Below you will find a set of lines. Repeat them all exactly.

★ ★ ★ ★ ★ ★ ★

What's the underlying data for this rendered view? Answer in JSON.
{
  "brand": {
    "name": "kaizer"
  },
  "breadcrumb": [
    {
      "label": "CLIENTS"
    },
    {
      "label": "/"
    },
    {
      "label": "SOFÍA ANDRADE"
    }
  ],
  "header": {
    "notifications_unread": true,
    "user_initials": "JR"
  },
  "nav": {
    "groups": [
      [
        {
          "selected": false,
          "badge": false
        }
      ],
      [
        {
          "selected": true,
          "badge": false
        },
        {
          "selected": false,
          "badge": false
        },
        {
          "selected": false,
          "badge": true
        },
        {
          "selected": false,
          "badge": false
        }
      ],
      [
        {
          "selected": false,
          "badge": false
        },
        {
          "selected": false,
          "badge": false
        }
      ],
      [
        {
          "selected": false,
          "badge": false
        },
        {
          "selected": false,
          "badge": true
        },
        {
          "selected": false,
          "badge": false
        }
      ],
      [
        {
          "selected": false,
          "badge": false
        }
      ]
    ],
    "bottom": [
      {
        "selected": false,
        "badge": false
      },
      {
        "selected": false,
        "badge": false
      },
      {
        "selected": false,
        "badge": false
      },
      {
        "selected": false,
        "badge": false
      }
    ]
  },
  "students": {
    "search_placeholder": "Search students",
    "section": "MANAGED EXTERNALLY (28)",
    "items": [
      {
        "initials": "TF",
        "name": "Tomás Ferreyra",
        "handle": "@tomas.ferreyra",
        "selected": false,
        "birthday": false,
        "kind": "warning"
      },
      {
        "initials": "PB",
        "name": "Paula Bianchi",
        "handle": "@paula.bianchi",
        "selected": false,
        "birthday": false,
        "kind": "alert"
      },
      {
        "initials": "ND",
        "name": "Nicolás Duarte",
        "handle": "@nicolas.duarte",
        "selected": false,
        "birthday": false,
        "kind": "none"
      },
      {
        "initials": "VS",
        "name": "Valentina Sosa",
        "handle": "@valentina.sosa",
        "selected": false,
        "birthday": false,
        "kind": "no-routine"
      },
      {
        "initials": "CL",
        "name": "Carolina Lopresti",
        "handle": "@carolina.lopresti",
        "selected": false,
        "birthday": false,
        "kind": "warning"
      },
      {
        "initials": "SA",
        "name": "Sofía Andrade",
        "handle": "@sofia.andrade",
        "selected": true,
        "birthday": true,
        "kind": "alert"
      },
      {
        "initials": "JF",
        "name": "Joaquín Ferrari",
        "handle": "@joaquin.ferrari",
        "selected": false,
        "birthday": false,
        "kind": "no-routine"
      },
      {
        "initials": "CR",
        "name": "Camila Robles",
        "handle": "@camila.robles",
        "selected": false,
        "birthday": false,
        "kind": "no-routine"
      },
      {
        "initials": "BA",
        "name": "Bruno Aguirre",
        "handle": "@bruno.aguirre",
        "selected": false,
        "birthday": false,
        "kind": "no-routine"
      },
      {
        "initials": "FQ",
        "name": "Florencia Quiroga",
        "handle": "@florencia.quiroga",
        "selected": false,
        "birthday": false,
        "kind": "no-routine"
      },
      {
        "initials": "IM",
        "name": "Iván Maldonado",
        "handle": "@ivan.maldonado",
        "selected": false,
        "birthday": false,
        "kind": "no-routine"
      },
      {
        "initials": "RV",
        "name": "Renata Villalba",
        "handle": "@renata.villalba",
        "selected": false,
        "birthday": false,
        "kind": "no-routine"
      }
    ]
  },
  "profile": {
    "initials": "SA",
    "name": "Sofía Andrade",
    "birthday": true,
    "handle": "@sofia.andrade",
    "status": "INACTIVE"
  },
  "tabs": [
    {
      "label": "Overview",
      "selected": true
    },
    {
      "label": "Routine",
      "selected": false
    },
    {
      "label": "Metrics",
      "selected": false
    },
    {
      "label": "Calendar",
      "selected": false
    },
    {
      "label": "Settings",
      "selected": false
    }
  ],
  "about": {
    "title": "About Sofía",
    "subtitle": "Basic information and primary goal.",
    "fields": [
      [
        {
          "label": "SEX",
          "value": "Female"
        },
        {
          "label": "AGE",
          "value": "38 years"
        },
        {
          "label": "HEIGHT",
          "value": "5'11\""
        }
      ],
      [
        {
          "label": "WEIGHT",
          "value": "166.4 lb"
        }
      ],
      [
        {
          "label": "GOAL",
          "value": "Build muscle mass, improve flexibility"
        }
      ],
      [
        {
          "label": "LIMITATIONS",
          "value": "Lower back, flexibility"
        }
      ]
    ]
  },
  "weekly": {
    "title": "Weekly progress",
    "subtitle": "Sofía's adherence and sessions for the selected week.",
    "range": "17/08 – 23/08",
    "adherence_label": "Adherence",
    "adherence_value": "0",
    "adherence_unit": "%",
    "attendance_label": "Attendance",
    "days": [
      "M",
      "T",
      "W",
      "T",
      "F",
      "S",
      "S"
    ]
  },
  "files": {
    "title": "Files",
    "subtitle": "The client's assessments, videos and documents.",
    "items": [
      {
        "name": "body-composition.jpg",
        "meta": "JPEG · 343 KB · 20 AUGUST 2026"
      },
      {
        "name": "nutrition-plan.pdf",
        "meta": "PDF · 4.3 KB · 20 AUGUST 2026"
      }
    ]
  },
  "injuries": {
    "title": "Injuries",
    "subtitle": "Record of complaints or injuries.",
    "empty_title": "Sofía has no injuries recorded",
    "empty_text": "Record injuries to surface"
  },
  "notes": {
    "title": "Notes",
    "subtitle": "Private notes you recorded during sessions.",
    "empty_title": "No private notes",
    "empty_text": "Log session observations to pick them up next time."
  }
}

★ ★ ★ ★ ★ ★ ★

* _Result below_:
What's the underlying data for this rendered view? Answer in JSON.
{
  "brand": {
    "name": "kaizer"
  },
  "breadcrumb": [
    {
      "label": "CLIENTS"
    },
    {
      "label": "/"
    },
    {
      "label": "SOFÍA ANDRADE"
    }
  ],
  "header": {
    "notifications_unread": true,
    "user_initials": "JR"
  },
  "nav": {
    "groups": [
      [
        {
          "selected": false,
          "badge": false
        }
      ],
      [
        {
          "selected": true,
          "badge": false
        },
        {
          "selected": false,
          "badge": false
        },
        {
          "selected": false,
          "badge": true
        },
        {
          "selected": false,
          "badge": false
        }
      ],
      [
        {
          "selected": false,
          "badge": false
        },
        {
          "selected": false,
          "badge": false
        }
      ],
      [
        {
          "selected": false,
          "badge": false
        },
        {
          "selected": false,
          "badge": true
        },
        {
          "selected": false,
          "badge": false
        }
      ],
      [
        {
          "selected": false,
          "badge": false
        }
      ]
    ],
    "bottom": [
      {
        "selected": false,
        "badge": false
      },
      {
        "selected": false,
        "badge": false
      },
      {
        "selected": false,
        "badge": false
      },
      {
        "selected": false,
        "badge": false
      }
    ]
  },
  "students": {
    "search_placeholder": "Search students",
    "section": "MANAGED EXTERNALLY (28)",
    "items": [
      {
        "initials": "TF",
        "name": "Tomás Ferreyra",
        "handle": "@tomas.ferreyra",
        "selected": false,
        "birthday": false,
        "kind": "warning"
      },
      {
        "initials": "PB",
        "name": "Paula Bianchi",
        "handle": "@paula.bianchi",
        "selected": false,
        "birthday": false,
        "kind": "alert"
      },
      {
        "initials": "ND",
        "name": "Nicolás Duarte",
        "handle": "@nicolas.duarte",
        "selected": false,
        "birthday": false,
        "kind": "none"
      },
      {
        "initials": "VS",
        "name": "Valentina Sosa",
        "handle": "@valentina.sosa",
        "selected": false,
        "birthday": false,
        "kind": "no-routine"
      },
      {
        "initials": "CL",
        "name": "Carolina Lopresti",
        "handle": "@carolina.lopresti",
        "selected": false,
        "birthday": false,
        "kind": "warning"
      },
      {
        "initials": "SA",
        "name": "Sofía Andrade",
        "handle": "@sofia.andrade",
        "selected": true,
        "birthday": true,
        "kind": "alert"
      },
      {
        "initials": "JF",
        "name": "Joaquín Ferrari",
        "handle": "@joaquin.ferrari",
        "selected": false,
        "birthday": false,
        "kind": "no-routine"
      },
      {
        "initials": "CR",
        "name": "Camila Robles",
        "handle": "@camila.robles",
        "selected": false,
        "birthday": false,
        "kind": "no-routine"
      },
      {
        "initials": "BA",
        "name": "Bruno Aguirre",
        "handle": "@bruno.aguirre",
        "selected": false,
        "birthday": false,
        "kind": "no-routine"
      },
      {
        "initials": "FQ",
        "name": "Florencia Quiroga",
        "handle": "@florencia.quiroga",
        "selected": false,
        "birthday": false,
        "kind": "no-routine"
      },
      {
        "initials": "IM",
        "name": "Iván Maldonado",
        "handle": "@ivan.maldonado",
        "selected": false,
        "birthday": false,
        "kind": "no-routine"
      },
      {
        "initials": "RV",
        "name": "Renata Villalba",
        "handle": "@renata.villalba",
        "selected": false,
        "birthday": false,
        "kind": "no-routine"
      }
    ]
  },
  "profile": {
    "initials": "SA",
    "name": "Sofía Andrade",
    "birthday": true,
    "handle": "@sofia.andrade",
    "status": "INACTIVE"
  },
  "tabs": [
    {
      "label": "Overview",
      "selected": true
    },
    {
      "label": "Routine",
      "selected": false
    },
    {
      "label": "Metrics",
      "selected": false
    },
    {
      "label": "Calendar",
      "selected": false
    },
    {
      "label": "Settings",
      "selected": false
    }
  ],
  "about": {
    "title": "About Sofía",
    "subtitle": "Basic information and primary goal.",
    "fields": [
      [
        {
          "label": "SEX",
          "value": "Female"
        },
        {
          "label": "AGE",
          "value": "38 years"
        },
        {
          "label": "HEIGHT",
          "value": "5'11\""
        }
      ],
      [
        {
          "label": "WEIGHT",
          "value": "166.4 lb"
        }
      ],
      [
        {
          "label": "GOAL",
          "value": "Build muscle mass, improve flexibility"
        }
      ],
      [
        {
          "label": "LIMITATIONS",
          "value": "Lower back, flexibility"
        }
      ]
    ]
  },
  "weekly": {
    "title": "Weekly progress",
    "subtitle": "Sofía's adherence and sessions for the selected week.",
    "range": "17/08 – 23/08",
    "adherence_label": "Adherence",
    "adherence_value": "0",
    "adherence_unit": "%",
    "attendance_label": "Attendance",
    "days": [
      "M",
      "T",
      "W",
      "T",
      "F",
      "S",
      "S"
    ]
  },
  "files": {
    "title": "Files",
    "subtitle": "The client's assessments, videos and documents.",
    "items": [
      {
        "name": "body-composition.jpg",
        "meta": "JPEG · 343 KB · 20 AUGUST 2026"
      },
      {
        "name": "nutrition-plan.pdf",
        "meta": "PDF · 4.3 KB · 20 AUGUST 2026"
      }
    ]
  },
  "injuries": {
    "title": "Injuries",
    "subtitle": "Record of complaints or injuries.",
    "empty_title": "Sofía has no injuries recorded",
    "empty_text": "Record injuries to surface"
  },
  "notes": {
    "title": "Notes",
    "subtitle": "Private notes you recorded during sessions.",
    "empty_title": "No private notes",
    "empty_text": "Log session observations to pick them up next time."
  }
}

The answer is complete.